DATA TO USE —
——

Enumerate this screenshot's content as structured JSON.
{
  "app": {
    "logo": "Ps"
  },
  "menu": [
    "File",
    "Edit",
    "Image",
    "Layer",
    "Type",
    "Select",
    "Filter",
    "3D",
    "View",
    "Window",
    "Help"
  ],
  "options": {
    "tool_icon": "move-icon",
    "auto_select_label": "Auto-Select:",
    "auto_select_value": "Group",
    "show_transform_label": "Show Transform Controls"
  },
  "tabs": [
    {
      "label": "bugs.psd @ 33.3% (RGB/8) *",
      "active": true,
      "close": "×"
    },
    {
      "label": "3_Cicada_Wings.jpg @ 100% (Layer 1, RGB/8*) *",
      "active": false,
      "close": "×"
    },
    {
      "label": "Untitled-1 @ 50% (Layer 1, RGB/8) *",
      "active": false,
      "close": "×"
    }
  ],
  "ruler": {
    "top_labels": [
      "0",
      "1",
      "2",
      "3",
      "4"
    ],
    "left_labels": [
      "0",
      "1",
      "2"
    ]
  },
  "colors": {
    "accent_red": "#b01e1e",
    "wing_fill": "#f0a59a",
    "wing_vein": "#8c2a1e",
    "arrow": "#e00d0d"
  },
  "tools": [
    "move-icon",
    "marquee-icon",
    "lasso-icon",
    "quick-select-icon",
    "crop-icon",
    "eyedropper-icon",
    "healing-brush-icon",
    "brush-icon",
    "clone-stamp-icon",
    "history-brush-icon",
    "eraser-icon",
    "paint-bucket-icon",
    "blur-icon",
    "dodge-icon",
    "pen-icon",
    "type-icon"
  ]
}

——

YOUR INSTRUCTIONS —
Give all the entries again exactly; leave none out.

ANSWER IN FULL —
Enumerate this screenshot's content as structured JSON.
{
  "app": {
    "logo": "Ps"
  },
  "menu": [
    "File",
    "Edit",
    "Image",
    "Layer",
    "Type",
    "Select",
    "Filter",
    "3D",
    "View",
    "Window",
    "Help"
  ],
  "options": {
    "tool_icon": "move-icon",
    "auto_select_label": "Auto-Select:",
    "auto_select_value": "Group",
    "show_transform_label": "Show Transform Controls"
  },
  "tabs": [
    {
      "label": "bugs.psd @ 33.3% (RGB/8) *",
      "active": true,
      "close": "×"
    },
    {
      "label": "3_Cicada_Wings.jpg @ 100% (Layer 1, RGB/8*) *",
      "active": false,
      "close": "×"
    },
    {
      "label": "Untitled-1 @ 50% (Layer 1, RGB/8) *",
      "active": false,
      "close": "×"
    }
  ],
  "ruler": {
    "top_labels": [
      "0",
      "1",
      "2",
      "3",
      "4"
    ],
    "left_labels": [
      "0",
      "1",
      "2"
    ]
  },
  "colors": {
    "accent_red": "#b01e1e",
    "wing_fill": "#f0a59a",
    "wing_vein": "#8c2a1e",
    "arrow": "#e00d0d"
  },
  "tools": [
    "move-icon",
    "marquee-icon",
    "lasso-icon",
    "quick-select-icon",
    "crop-icon",
    "eyedropper-icon",
    "healing-brush-icon",
    "brush-icon",
    "clone-stamp-icon",
    "history-brush-icon",
    "eraser-icon",
    "paint-bucket-icon",
    "blur-icon",
    "dodge-icon",
    "pen-icon",
    "type-icon"
  ]
}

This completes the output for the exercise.